▸ **What you need to do**
Give every line of the material again, exactly as written.

======== Source records

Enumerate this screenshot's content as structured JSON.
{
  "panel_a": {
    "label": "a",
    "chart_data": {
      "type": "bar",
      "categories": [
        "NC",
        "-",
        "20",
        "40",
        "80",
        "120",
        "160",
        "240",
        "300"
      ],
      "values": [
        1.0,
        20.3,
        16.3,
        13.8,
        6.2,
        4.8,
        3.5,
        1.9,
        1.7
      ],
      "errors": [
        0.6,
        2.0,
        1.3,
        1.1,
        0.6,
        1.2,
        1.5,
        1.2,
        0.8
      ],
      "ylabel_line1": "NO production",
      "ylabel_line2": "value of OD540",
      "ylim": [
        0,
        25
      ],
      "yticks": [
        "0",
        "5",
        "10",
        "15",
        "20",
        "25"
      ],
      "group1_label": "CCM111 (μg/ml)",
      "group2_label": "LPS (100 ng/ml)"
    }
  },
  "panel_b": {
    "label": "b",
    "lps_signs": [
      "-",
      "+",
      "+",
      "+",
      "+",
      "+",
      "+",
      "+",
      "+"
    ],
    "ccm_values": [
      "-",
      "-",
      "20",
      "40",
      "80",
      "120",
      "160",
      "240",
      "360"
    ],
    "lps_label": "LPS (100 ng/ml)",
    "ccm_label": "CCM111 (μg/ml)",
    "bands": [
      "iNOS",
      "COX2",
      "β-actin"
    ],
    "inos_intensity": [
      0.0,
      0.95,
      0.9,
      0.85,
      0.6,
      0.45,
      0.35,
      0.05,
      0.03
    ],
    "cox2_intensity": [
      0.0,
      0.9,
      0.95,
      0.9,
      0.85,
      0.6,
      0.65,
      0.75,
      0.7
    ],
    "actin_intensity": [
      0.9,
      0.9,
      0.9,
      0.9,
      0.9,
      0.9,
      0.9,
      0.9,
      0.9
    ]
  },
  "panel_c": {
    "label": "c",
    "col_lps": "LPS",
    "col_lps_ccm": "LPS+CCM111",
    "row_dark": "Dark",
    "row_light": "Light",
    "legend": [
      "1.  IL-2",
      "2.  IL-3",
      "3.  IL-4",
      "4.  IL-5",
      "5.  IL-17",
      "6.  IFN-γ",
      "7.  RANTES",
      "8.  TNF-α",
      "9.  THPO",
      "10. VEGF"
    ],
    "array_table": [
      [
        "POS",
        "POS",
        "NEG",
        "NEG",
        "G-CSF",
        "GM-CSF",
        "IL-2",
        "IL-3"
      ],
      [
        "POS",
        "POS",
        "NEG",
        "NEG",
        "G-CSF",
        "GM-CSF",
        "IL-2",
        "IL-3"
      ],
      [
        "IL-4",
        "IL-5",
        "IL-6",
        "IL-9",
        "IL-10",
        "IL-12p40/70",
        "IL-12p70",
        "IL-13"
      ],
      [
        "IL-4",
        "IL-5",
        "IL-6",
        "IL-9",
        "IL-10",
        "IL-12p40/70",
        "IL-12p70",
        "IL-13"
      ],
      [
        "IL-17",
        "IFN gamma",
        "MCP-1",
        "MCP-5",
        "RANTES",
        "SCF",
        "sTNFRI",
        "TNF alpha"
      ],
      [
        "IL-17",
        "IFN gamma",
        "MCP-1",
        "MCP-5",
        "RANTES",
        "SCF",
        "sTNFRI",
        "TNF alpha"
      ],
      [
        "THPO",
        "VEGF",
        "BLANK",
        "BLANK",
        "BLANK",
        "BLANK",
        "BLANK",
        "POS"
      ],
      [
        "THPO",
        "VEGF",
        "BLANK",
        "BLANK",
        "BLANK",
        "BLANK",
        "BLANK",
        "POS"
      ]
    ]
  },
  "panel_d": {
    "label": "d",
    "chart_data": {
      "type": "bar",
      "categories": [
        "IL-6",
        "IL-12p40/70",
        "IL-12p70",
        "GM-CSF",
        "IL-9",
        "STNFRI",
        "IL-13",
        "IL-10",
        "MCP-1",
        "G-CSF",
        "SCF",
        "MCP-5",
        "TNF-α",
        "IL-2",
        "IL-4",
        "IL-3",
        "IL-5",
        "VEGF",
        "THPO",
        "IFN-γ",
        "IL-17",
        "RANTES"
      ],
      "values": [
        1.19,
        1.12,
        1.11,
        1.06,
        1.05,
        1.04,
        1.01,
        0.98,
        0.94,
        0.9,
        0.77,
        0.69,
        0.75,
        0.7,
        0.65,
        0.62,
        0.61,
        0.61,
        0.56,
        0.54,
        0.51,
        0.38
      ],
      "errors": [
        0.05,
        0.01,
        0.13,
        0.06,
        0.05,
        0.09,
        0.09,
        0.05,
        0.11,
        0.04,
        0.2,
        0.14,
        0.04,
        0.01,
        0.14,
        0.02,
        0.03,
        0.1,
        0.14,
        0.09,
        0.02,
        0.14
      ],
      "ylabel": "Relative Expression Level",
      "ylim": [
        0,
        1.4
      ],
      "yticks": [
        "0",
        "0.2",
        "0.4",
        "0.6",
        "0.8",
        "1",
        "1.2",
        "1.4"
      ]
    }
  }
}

================

▸ **Response**
Enumerate this screenshot's content as structured JSON.
{
  "panel_a": {
    "label": "a",
    "chart_data": {
      "type": "bar",
      "categories": [
        "NC",
        "-",
        "20",
        "40",
        "80",
        "120",
        "160",
        "240",
        "300"
      ],
      "values": [
        1.0,
        20.3,
        16.3,
        13.8,
        6.2,
        4.8,
        3.5,
        1.9,
        1.7
      ],
      "errors": [
        0.6,
        2.0,
        1.3,
        1.1,
        0.6,
        1.2,
        1.5,
        1.2,
        0.8
      ],
      "ylabel_line1": "NO production",
      "ylabel_line2": "value of OD540",
      "ylim": [
        0,
        25
      ],
      "yticks": [
        "0",
        "5",
        "10",
        "15",
        "20",
        "25"
      ],
      "group1_label": "CCM111 (μg/ml)",
      "group2_label": "LPS (100 ng/ml)"
    }
  },
  "panel_b": {
    "label": "b",
    "lps_signs": [
      "-",
      "+",
      "+",
      "+",
      "+",
      "+",
      "+",
      "+",
      "+"
    ],
    "ccm_values": [
      "-",
      "-",
      "20",
      "40",
      "80",
      "120",
      "160",
      "240",
      "360"
    ],
    "lps_label": "LPS (100 ng/ml)",
    "ccm_label": "CCM111 (μg/ml)",
    "bands": [
      "iNOS",
      "COX2",
      "β-actin"
    ],
    "inos_intensity": [
      0.0,
      0.95,
      0.9,
      0.85,
      0.6,
      0.45,
      0.35,
      0.05,
      0.03
    ],
    "cox2_intensity": [
      0.0,
      0.9,
      0.95,
      0.9,
      0.85,
      0.6,
      0.65,
      0.75,
      0.7
    ],
    "actin_intensity": [
      0.9,
      0.9,
      0.9,
      0.9,
      0.9,
      0.9,
      0.9,
      0.9,
      0.9
    ]
  },
  "panel_c": {
    "label": "c",
    "col_lps": "LPS",
    "col_lps_ccm": "LPS+CCM111",
    "row_dark": "Dark",
    "row_light": "Light",
    "legend": [
      "1.  IL-2",
      "2.  IL-3",
      "3.  IL-4",
      "4.  IL-5",
      "5.  IL-17",
      "6.  IFN-γ",
      "7.  RANTES",
      "8.  TNF-α",
      "9.  THPO",
      "10. VEGF"
    ],
    "array_table": [
      [
        "POS",
        "POS",
        "NEG",
        "NEG",
        "G-CSF",
        "GM-CSF",
        "IL-2",
        "IL-3"
      ],
      [
        "POS",
        "POS",
        "NEG",
        "NEG",
        "G-CSF",
        "GM-CSF",
        "IL-2",
        "IL-3"
      ],
      [
        "IL-4",
        "IL-5",
        "IL-6",
        "IL-9",
        "IL-10",
        "IL-12p40/70",
        "IL-12p70",
        "IL-13"
      ],
      [
        "IL-4",
        "IL-5",
        "IL-6",
        "IL-9",
        "IL-10",
        "IL-12p40/70",
        "IL-12p70",
        "IL-13"
      ],
      [
        "IL-17",
        "IFN gamma",
        "MCP-1",
        "MCP-5",
        "RANTES",
        "SCF",
        "sTNFRI",
        "TNF alpha"
      ],
      [
        "IL-17",
        "IFN gamma",
        "MCP-1",
        "MCP-5",
        "RANTES",
        "SCF",
        "sTNFRI",
        "TNF alpha"
      ],
      [
        "THPO",
        "VEGF",
        "BLANK",
        "BLANK",
        "BLANK",
        "BLANK",
        "BLANK",
        "POS"
      ],
      [
        "THPO",
        "VEGF",
        "BLANK",
        "BLANK",
        "BLANK",
        "BLANK",
        "BLANK",
        "POS"
      ]
    ]
  },
  "panel_d": {
    "label": "d",
    "chart_data": {
      "type": "bar",
      "categories": [
        "IL-6",
        "IL-12p40/70",
        "IL-12p70",
        "GM-CSF",
        "IL-9",
        "STNFRI",
        "IL-13",
        "IL-10",
        "MCP-1",
        "G-CSF",
        "SCF",
        "MCP-5",
        "TNF-α",
        "IL-2",
        "IL-4",
        "IL-3",
        "IL-5",
        "VEGF",
        "THPO",
        "IFN-γ",
        "IL-17",
        "RANTES"
      ],
      "values": [
        1.19,
        1.12,
        1.11,
        1.06,
        1.05,
        1.04,
        1.01,
        0.98,
        0.94,
        0.9,
        0.77,
        0.69,
        0.75,
        0.7,
        0.65,
        0.62,
        0.61,
        0.61,
        0.56,
        0.54,
        0.51,
        0.38
      ],
      "errors": [
        0.05,
        0.01,
        0.13,
        0.06,
        0.05,
        0.09,
        0.09,
        0.05,
        0.11,
        0.04,
        0.2,
        0.14,
        0.04,
        0.01,
        0.14,
        0.02,
        0.03,
        0.1,
        0.14,
        0.09,
        0.02,
        0.14
      ],
      "ylabel": "Relative Expression Level",
      "ylim": [
        0,
        1.4
      ],
      "yticks": [
        "0",
        "0.2",
        "0.4",
        "0.6",
        "0.8",
        "1",
        "1.2",
        "1.4"
      ]
    }
  }
}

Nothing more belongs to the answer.